PASSAGE PROVIDED:
+ + + + +
Home » Interviews » Currently Reading:

HIStalk Interviews Steve Barlow, CIO and Co-Founder, Healthcare Quality Catalyst

August 10, 2011 Interviews No Comments

Steven C. Barlow is CIO and co-founder of Healthcare Quality Catalyst of Salt Lake City, UT.

8-10-2011 6-59-34 PM

Tell me about yourself and the company.

Healthcare Quality Catalyst was established three years ago with the mission of helping organizations accelerate the process of outcomes improvement using information and measurement to support that process.

I worked at Intermountain Healthcare for about 18 years. The last 10 or so years there, I was the director of the enterprise data warehouse team. I had the great opportunity of working with some clinical visionaries who really knew how to apply proven quality improvement principles in healthcare and lead the information in evolution of analytics to support that process.

After spending that time with Intermountain Healthcare, my business partner and co-founder Tom Burton and I launched and started Healthcare Quality Catalyst to bring those same kinds of principles and products to organizations across the country.

Data-driven quality improvement solutions usually involve some combination of technology and consulting services. How is your approach different from what your competitors do?

We are more of the technology and products company, with services to support the installation and configuration of those tools. We bring a set of tools.

Let’s say an organization just deployed or has recently deployed an EMR system such as Epic and now needs a rational solution to get access analytically to those data. We have a data warehouse core starter set that we have built for EMRs like Epic that can get a client up and running on a data warehouse core in a matter of a few short months.
+ + + + +
DATA UNDER STUDY:
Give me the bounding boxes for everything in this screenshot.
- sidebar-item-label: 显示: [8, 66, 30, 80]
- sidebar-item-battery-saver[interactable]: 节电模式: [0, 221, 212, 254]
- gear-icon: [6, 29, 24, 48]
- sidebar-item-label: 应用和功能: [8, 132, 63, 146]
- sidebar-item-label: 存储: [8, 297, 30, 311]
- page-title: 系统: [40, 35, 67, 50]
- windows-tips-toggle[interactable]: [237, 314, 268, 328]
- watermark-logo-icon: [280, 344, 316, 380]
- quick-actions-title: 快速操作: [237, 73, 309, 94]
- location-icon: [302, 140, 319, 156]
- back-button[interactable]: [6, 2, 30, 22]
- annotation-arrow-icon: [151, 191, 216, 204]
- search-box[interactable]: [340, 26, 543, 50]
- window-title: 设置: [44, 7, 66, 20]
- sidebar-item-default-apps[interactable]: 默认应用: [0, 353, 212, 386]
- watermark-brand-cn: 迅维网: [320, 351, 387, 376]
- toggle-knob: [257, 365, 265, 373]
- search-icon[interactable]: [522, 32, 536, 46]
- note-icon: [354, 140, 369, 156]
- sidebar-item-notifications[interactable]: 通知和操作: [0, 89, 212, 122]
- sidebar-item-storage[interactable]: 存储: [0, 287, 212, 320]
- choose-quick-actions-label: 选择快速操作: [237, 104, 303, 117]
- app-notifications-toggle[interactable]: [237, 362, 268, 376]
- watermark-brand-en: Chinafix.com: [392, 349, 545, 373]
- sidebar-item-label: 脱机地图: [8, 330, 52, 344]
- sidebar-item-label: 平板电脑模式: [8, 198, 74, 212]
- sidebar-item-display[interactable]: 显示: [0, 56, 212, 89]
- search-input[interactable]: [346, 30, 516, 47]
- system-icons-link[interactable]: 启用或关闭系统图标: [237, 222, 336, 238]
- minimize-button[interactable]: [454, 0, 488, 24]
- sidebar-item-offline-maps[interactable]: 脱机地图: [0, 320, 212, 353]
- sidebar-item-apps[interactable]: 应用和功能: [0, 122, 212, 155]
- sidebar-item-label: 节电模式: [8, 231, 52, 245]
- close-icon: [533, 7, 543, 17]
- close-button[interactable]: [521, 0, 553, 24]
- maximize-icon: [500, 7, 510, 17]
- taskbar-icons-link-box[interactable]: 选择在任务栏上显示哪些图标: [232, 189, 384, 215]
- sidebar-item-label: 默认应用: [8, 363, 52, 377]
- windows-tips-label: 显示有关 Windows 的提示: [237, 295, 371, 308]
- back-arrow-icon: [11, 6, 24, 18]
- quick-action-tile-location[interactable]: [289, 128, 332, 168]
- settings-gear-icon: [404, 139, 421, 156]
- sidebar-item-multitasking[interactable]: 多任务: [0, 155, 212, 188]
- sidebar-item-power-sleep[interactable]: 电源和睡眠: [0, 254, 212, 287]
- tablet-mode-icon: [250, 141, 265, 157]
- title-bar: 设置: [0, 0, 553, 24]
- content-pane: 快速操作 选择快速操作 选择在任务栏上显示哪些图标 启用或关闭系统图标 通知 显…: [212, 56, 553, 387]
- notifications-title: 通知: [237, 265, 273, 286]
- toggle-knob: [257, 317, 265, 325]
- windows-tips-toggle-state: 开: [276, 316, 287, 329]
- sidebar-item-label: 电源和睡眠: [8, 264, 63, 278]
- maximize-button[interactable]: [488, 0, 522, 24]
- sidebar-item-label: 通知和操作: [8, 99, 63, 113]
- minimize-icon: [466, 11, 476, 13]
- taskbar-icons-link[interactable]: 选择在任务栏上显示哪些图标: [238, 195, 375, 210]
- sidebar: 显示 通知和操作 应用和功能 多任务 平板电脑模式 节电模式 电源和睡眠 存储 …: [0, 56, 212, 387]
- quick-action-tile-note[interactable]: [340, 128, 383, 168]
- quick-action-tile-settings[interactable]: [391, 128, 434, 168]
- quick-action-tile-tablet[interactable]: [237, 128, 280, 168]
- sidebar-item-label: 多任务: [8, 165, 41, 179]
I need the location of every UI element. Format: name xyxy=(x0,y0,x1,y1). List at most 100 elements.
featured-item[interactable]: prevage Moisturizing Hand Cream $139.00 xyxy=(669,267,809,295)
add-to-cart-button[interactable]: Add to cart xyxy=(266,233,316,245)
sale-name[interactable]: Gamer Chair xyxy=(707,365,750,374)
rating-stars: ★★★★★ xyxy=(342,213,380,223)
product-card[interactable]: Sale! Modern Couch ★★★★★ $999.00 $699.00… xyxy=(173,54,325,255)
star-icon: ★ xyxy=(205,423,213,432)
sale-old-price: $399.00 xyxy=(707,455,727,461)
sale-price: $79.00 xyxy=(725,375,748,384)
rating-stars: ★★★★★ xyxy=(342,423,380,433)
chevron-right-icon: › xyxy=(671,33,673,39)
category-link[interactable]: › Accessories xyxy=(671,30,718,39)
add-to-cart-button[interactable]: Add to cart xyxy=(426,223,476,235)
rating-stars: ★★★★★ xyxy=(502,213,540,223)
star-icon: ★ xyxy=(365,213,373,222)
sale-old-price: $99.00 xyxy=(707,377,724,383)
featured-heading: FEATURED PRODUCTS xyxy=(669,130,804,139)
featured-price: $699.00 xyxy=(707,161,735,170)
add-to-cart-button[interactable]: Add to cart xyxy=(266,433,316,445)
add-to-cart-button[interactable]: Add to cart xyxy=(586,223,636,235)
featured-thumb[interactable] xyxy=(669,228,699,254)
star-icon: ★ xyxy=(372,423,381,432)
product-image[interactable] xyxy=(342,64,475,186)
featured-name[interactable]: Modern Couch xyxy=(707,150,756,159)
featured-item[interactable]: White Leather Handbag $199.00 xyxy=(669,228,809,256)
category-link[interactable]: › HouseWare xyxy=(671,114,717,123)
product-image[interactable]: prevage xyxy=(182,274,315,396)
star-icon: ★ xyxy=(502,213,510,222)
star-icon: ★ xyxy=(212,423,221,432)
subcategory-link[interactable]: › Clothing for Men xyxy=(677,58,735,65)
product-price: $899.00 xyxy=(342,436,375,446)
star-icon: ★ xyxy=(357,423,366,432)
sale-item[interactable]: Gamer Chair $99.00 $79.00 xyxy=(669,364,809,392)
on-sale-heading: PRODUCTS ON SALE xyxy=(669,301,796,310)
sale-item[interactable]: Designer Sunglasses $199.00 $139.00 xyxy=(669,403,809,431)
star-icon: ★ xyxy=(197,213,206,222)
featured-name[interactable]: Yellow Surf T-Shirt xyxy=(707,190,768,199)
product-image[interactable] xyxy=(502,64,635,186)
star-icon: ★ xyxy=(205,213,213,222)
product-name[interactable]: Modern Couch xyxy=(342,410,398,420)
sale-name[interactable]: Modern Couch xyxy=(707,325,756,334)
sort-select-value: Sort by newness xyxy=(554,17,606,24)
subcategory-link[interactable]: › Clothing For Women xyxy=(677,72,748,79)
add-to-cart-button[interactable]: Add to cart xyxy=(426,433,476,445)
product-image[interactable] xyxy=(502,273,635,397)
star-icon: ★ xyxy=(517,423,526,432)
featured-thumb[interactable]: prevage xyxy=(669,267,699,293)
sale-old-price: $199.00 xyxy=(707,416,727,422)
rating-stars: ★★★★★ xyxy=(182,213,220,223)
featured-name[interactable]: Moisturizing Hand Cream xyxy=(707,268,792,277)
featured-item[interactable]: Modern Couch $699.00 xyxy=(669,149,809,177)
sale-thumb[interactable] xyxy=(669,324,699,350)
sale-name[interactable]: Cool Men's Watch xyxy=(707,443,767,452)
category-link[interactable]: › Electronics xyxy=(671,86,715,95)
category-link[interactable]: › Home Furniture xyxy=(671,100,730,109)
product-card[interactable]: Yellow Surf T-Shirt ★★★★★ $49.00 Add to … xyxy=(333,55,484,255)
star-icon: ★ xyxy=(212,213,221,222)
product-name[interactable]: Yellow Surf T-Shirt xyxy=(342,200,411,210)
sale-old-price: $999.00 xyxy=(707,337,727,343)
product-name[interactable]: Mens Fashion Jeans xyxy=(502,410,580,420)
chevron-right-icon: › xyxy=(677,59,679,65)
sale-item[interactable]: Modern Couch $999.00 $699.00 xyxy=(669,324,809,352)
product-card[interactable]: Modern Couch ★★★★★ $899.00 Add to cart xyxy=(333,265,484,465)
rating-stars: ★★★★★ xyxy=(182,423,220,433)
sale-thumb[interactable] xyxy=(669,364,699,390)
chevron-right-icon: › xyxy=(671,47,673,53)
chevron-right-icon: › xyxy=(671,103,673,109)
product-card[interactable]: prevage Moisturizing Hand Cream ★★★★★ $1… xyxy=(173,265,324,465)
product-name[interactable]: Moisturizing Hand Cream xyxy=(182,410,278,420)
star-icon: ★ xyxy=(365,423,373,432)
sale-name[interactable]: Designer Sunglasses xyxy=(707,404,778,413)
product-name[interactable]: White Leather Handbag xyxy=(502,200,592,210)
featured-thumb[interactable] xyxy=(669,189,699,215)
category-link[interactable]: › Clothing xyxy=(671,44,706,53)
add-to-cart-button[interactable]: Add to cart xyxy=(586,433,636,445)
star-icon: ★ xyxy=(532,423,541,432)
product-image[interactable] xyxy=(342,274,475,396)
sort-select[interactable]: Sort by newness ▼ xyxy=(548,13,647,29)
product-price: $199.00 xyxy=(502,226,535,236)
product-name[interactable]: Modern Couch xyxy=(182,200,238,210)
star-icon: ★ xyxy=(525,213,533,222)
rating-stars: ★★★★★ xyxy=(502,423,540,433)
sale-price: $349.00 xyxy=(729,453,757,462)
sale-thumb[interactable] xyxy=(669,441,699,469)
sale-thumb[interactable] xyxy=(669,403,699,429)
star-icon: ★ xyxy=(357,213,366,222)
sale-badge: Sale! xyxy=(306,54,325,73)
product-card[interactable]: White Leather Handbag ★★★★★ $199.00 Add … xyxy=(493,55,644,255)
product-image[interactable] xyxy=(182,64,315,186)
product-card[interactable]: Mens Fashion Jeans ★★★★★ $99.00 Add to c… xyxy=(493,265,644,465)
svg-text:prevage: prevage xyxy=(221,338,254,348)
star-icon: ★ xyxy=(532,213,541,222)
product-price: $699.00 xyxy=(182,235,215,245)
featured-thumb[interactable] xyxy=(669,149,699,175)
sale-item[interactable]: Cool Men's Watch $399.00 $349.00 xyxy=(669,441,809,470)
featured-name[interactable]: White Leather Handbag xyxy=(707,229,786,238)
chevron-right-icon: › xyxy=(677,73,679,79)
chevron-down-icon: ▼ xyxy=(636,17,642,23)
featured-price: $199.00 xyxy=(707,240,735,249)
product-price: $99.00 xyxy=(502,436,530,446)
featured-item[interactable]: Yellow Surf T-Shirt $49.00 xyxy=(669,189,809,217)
+ + + + +
PROBLEMS AND TASKS:
a) Reproduce the stretch of the Steve Barlow interview from "After spending that" through "set of tools.".
b) In the Steve Barlow interview, how long did Barlow work at Intermountain Healthcare?

LIST OF SOLUTIONS:
a)
After spending that time with Intermountain Healthcare, my business partner and co-founder Tom Burton and I launched and started Healthcare Quality Catalyst to bring those same kinds of principles and products to organizations across the country.

Data-driven quality improvement solutions usually involve some combination of technology and consulting services. How is your approach different from what your competitors do?

We are more of the technology and products company, with services to support the installation and configuration of those tools. We bring a set of tools.

b) About 18 years.